• THE EXERCISE: Output solely the number of lines containing the string "Orchestra".

(Extracted data entries)
★ ★ ★ ★ ★ ★ ★

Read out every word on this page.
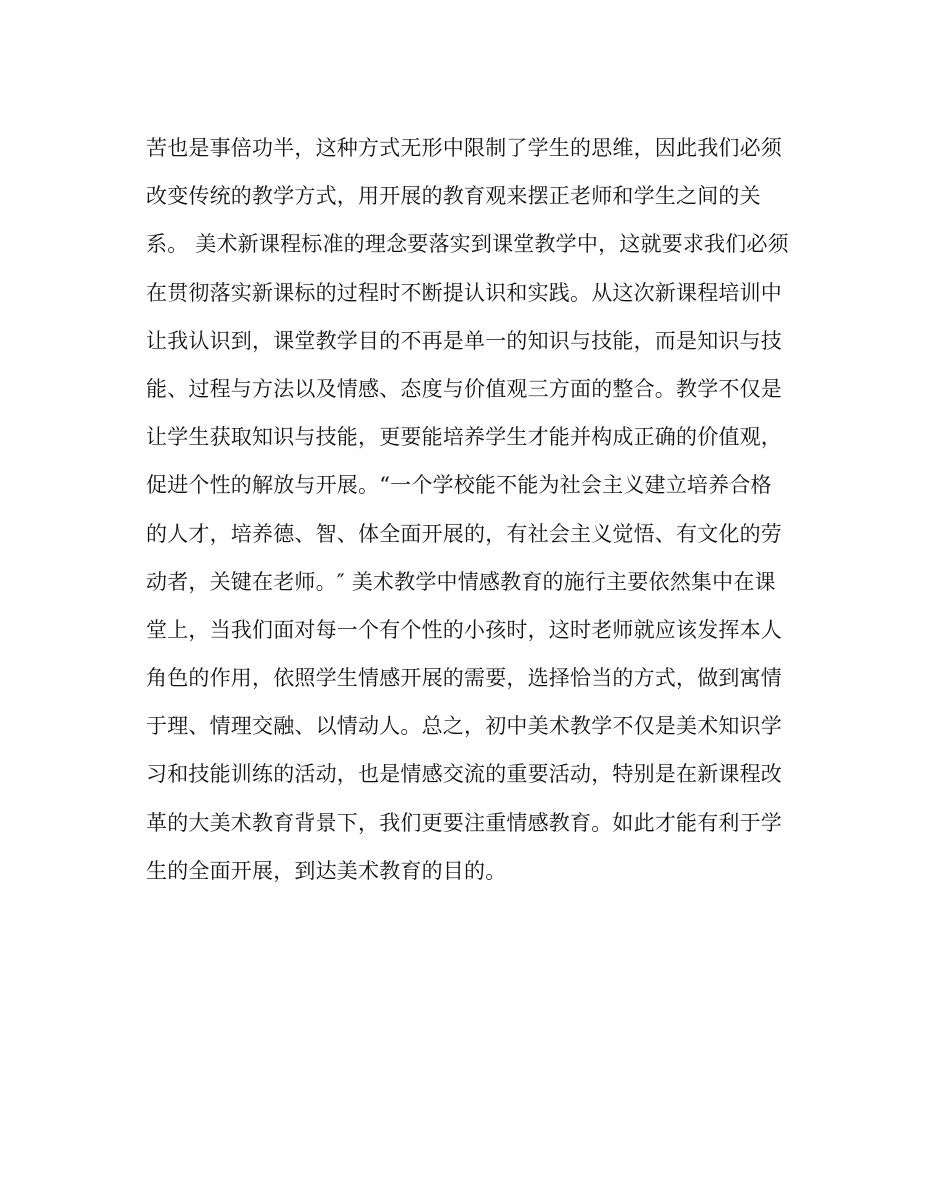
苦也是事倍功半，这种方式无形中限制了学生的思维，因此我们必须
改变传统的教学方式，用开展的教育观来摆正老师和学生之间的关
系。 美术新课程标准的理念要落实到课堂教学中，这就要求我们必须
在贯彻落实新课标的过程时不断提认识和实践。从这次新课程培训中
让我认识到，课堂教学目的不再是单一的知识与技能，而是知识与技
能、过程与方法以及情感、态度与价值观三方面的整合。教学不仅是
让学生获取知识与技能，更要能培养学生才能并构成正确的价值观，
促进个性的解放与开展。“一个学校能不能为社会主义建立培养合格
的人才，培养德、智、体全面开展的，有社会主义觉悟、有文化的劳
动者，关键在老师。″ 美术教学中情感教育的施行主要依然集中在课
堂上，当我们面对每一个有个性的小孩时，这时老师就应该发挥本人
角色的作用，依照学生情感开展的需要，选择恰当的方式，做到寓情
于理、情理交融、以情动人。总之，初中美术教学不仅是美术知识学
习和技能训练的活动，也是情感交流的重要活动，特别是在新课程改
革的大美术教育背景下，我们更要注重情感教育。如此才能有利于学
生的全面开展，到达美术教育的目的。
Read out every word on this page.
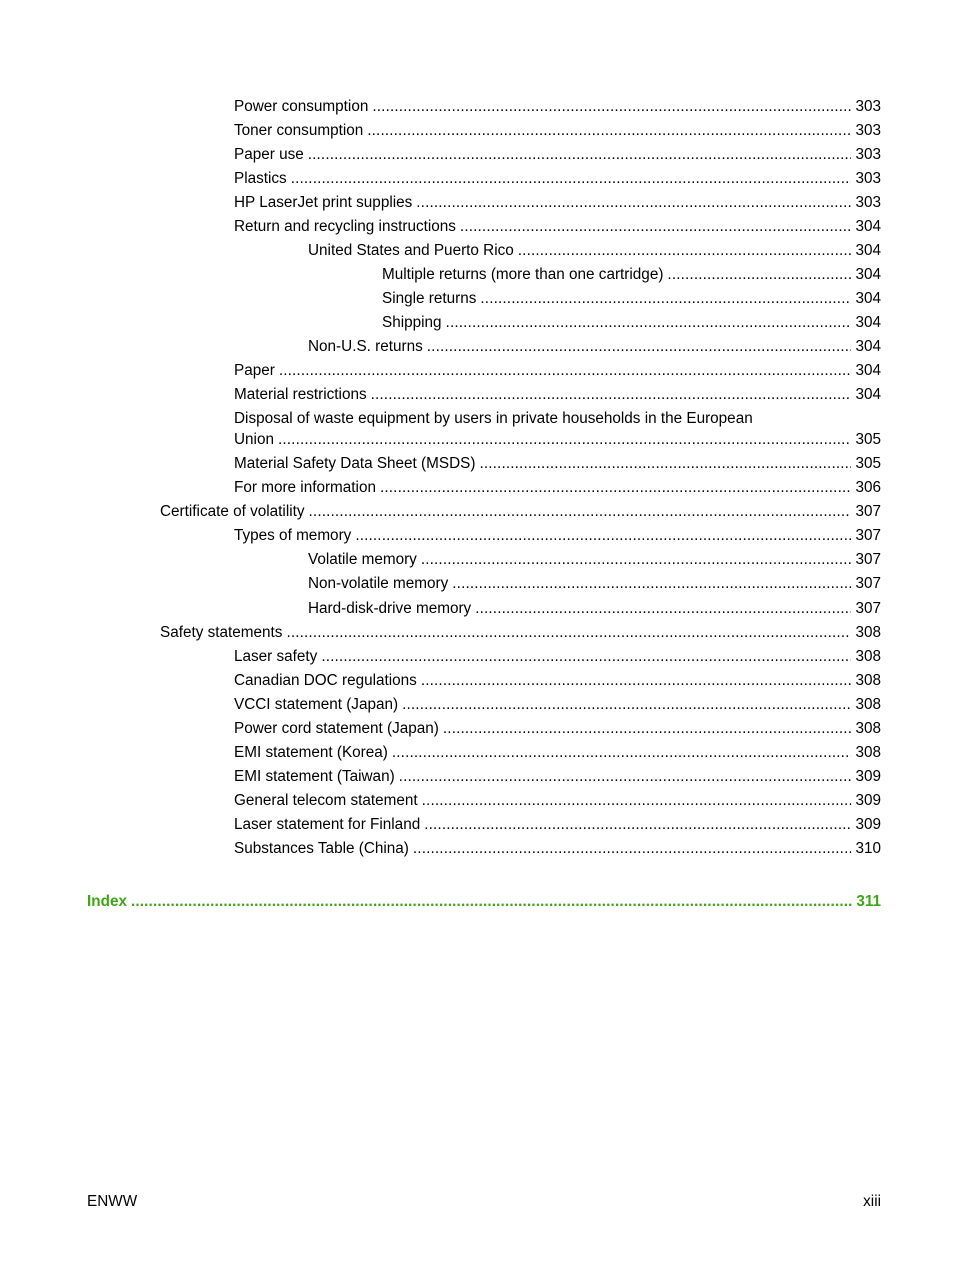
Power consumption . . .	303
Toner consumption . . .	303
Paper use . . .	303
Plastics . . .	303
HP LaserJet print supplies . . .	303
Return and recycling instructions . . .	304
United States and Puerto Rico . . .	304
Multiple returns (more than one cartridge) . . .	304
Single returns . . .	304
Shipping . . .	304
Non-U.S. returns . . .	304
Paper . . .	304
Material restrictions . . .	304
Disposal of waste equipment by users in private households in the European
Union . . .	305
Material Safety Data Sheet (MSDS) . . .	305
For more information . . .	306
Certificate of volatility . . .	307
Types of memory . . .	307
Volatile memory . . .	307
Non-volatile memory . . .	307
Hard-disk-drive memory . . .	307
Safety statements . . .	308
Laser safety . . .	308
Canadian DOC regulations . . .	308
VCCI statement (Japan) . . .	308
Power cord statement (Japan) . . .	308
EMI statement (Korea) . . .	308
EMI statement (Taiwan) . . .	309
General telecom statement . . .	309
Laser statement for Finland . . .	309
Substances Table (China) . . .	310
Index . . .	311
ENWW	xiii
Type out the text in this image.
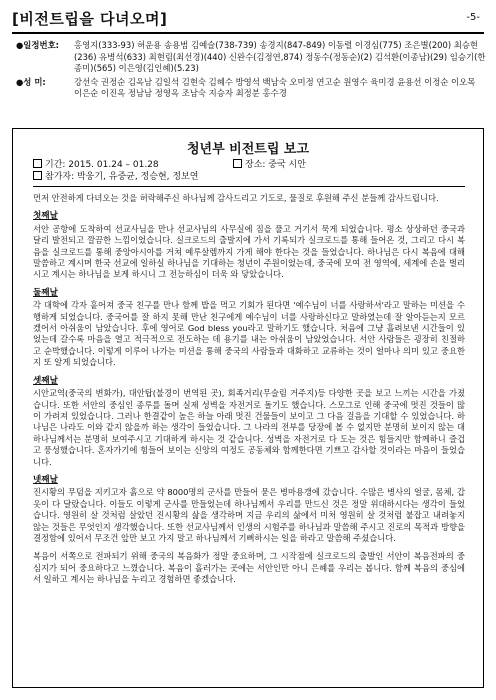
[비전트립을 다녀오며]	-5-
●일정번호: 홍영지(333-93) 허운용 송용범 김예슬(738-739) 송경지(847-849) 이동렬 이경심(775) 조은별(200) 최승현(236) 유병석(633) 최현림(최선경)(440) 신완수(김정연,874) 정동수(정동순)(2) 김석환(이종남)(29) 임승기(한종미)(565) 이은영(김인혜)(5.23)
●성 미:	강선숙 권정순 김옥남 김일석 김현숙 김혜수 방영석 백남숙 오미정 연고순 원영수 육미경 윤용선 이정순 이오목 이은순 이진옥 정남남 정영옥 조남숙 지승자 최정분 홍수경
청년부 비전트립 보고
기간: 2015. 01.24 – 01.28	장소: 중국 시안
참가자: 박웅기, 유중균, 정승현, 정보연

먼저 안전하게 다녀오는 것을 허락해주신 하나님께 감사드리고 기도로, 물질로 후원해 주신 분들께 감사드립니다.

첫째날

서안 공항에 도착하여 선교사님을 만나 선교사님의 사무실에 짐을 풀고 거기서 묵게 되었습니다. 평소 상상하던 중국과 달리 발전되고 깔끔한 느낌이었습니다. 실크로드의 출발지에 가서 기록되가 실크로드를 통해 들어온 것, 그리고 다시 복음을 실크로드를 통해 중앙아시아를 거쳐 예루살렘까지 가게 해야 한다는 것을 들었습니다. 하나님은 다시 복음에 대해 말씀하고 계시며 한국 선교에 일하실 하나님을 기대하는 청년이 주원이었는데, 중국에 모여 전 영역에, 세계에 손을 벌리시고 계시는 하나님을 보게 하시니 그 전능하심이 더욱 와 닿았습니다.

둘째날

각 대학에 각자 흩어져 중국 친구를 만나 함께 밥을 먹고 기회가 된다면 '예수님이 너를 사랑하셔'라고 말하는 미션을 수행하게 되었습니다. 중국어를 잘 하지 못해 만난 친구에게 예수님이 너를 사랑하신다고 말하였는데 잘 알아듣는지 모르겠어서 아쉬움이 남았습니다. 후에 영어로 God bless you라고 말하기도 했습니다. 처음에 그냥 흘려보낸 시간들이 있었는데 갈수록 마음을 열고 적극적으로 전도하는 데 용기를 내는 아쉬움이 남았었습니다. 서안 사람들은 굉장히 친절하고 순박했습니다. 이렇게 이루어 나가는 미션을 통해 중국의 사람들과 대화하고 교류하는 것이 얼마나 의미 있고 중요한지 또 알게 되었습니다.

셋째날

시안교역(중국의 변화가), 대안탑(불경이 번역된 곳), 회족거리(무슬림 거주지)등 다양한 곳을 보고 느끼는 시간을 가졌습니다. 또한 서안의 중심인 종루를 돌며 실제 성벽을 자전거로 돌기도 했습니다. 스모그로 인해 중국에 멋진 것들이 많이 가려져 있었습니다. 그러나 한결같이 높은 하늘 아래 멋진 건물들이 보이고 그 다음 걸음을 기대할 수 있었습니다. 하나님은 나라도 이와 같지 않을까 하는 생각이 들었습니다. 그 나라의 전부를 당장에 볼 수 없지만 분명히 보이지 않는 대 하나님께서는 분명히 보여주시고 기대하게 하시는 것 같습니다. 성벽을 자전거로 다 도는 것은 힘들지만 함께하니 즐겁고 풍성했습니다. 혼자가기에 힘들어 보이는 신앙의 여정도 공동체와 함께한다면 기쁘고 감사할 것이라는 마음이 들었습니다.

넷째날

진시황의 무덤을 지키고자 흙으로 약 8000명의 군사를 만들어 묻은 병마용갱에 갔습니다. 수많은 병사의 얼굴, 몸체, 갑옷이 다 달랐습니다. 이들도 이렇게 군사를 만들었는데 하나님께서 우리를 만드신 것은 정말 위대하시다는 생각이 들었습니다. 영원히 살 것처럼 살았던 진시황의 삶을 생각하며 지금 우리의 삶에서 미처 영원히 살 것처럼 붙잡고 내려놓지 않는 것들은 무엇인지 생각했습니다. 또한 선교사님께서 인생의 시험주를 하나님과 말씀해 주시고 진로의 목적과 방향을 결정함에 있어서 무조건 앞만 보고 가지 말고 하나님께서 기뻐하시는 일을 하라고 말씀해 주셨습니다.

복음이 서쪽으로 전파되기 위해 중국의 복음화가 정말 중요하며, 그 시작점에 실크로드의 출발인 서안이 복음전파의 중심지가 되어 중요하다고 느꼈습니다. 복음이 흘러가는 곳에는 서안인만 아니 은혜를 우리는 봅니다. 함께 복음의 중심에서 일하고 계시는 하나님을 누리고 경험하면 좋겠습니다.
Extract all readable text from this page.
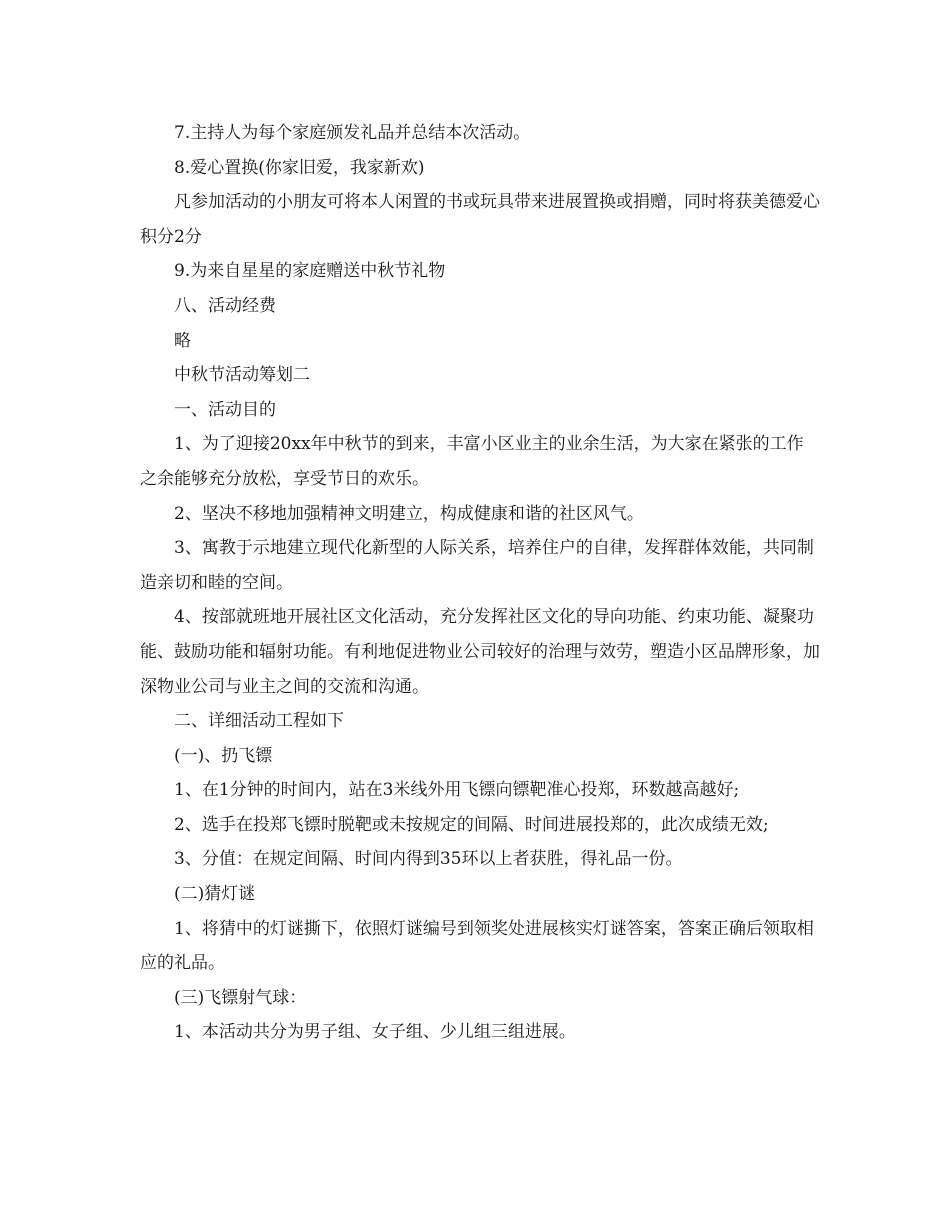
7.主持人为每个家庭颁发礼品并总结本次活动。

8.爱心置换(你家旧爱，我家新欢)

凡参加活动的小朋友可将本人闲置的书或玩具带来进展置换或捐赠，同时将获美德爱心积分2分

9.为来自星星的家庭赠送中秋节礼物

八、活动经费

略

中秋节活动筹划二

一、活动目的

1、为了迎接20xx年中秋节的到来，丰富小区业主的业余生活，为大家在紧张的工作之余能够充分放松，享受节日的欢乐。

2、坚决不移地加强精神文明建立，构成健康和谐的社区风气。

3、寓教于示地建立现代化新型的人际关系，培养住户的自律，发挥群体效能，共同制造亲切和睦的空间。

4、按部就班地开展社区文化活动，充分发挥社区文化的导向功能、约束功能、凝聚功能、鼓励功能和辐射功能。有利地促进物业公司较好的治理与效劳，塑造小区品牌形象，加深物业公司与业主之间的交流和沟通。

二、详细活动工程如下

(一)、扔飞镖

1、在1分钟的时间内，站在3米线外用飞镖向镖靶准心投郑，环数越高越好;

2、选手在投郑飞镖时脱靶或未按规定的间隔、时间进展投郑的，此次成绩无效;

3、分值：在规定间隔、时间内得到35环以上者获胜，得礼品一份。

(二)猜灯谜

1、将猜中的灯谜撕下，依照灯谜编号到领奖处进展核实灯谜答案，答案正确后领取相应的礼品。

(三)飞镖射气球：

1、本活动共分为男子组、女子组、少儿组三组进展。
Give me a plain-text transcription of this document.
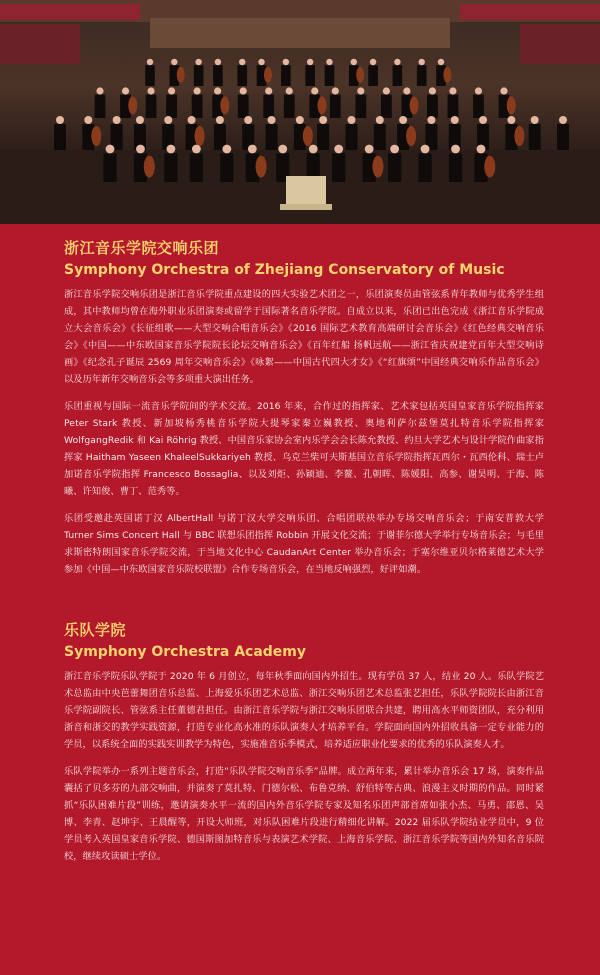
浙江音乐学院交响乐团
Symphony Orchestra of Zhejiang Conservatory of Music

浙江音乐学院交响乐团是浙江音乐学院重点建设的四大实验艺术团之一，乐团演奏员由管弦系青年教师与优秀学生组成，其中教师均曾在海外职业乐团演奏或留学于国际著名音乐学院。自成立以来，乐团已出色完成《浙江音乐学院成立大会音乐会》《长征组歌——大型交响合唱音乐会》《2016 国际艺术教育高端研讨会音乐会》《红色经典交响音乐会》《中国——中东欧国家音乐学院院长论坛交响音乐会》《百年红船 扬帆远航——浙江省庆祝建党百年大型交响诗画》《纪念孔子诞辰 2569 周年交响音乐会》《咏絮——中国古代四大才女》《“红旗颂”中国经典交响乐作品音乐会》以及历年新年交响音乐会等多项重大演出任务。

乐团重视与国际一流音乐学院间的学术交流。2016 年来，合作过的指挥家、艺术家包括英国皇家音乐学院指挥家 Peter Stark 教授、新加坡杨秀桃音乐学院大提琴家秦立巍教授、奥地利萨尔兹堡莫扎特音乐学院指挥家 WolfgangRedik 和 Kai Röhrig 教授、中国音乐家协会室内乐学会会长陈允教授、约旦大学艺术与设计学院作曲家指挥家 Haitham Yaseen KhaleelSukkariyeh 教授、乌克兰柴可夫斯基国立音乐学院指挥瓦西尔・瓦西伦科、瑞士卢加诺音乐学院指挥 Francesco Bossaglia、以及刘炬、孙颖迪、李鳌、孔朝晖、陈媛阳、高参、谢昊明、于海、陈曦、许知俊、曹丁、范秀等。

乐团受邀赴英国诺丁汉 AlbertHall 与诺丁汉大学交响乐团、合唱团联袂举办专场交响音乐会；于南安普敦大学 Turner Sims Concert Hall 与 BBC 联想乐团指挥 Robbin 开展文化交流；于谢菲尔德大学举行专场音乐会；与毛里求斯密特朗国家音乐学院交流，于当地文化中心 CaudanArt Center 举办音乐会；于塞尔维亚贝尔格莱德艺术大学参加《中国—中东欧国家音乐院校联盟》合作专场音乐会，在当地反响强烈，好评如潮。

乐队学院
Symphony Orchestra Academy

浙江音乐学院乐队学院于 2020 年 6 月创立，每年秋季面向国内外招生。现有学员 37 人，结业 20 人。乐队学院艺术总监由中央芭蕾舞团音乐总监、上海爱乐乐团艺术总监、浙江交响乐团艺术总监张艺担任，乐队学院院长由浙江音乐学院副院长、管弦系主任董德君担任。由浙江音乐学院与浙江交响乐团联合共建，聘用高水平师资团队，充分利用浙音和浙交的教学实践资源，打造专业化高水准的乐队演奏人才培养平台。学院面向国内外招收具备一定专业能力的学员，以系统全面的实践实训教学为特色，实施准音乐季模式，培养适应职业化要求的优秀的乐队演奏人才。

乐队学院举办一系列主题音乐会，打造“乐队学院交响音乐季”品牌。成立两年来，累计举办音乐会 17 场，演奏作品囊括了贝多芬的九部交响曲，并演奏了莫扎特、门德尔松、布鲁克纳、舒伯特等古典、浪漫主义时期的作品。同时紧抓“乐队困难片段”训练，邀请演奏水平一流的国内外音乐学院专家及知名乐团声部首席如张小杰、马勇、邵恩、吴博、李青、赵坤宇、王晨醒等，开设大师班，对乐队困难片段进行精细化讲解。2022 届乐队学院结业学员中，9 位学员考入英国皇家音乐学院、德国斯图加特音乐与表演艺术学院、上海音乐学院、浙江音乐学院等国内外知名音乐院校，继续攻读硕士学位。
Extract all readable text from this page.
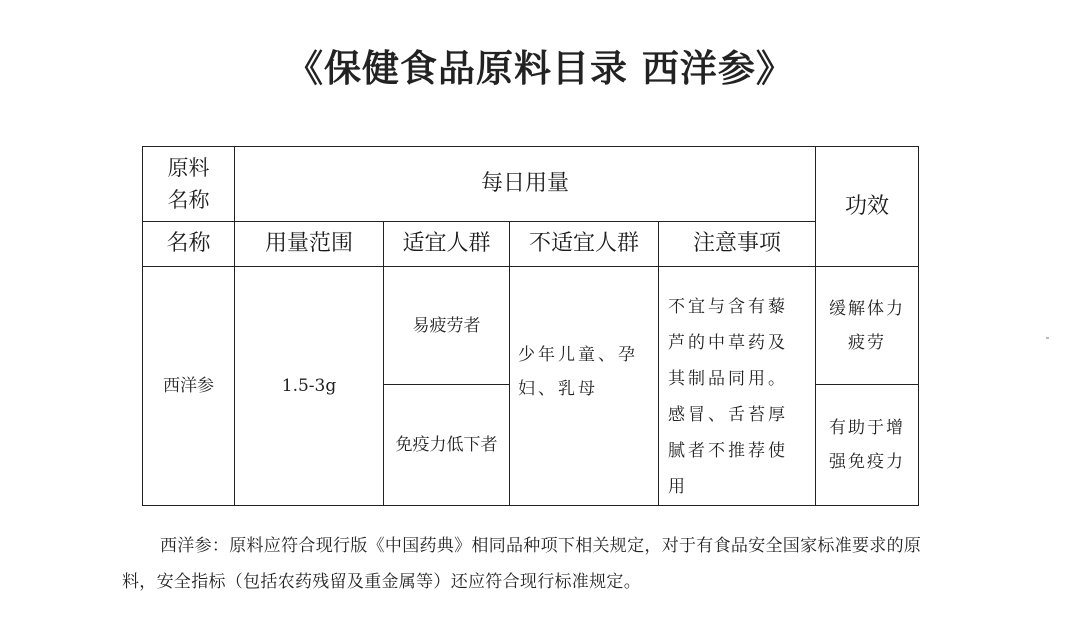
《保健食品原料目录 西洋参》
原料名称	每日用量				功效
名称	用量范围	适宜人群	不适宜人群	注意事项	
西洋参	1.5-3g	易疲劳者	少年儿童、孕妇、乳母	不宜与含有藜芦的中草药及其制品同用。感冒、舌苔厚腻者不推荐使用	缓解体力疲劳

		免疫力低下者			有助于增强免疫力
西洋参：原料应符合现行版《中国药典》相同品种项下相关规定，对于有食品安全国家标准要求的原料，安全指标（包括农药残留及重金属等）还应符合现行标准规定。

★ ★ ★ ★ ★ ★ ★

• THE SOLUTION: 2